──────── Given records
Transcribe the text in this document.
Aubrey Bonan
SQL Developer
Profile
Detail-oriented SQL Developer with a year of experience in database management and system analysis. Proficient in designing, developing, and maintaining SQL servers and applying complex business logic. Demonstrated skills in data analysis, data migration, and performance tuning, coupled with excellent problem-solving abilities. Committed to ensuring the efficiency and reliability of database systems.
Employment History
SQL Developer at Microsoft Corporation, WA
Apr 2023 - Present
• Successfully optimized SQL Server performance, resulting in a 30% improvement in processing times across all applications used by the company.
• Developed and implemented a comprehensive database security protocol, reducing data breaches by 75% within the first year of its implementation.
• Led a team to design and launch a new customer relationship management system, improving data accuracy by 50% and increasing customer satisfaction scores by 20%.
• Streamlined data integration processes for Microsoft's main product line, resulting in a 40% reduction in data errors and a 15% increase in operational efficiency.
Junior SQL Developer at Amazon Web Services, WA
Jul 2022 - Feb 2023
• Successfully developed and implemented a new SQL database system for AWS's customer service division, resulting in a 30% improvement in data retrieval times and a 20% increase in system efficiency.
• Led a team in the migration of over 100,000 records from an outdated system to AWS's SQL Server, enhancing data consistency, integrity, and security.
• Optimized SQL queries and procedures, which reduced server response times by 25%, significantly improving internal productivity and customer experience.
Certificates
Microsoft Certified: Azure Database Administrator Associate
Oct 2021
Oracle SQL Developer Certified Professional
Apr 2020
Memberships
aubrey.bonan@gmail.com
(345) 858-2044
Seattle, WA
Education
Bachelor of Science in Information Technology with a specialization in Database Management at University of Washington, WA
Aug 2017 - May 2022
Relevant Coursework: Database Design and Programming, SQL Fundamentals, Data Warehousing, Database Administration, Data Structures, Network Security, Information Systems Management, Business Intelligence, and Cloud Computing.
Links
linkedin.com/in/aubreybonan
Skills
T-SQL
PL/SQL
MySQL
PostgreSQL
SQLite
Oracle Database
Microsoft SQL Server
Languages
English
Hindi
────────────────
__Prompt__. Search the data for the word "team" and copy each line where it appears.

__Response__.
• Led a team to design and launch a new customer relationship management system, improving data accuracy by 50% and increasing customer satisfaction scores by 20%.
• Led a team in the migration of over 100,000 records from an outdated system to AWS's SQL Server, enhancing data consistency, integrity, and security.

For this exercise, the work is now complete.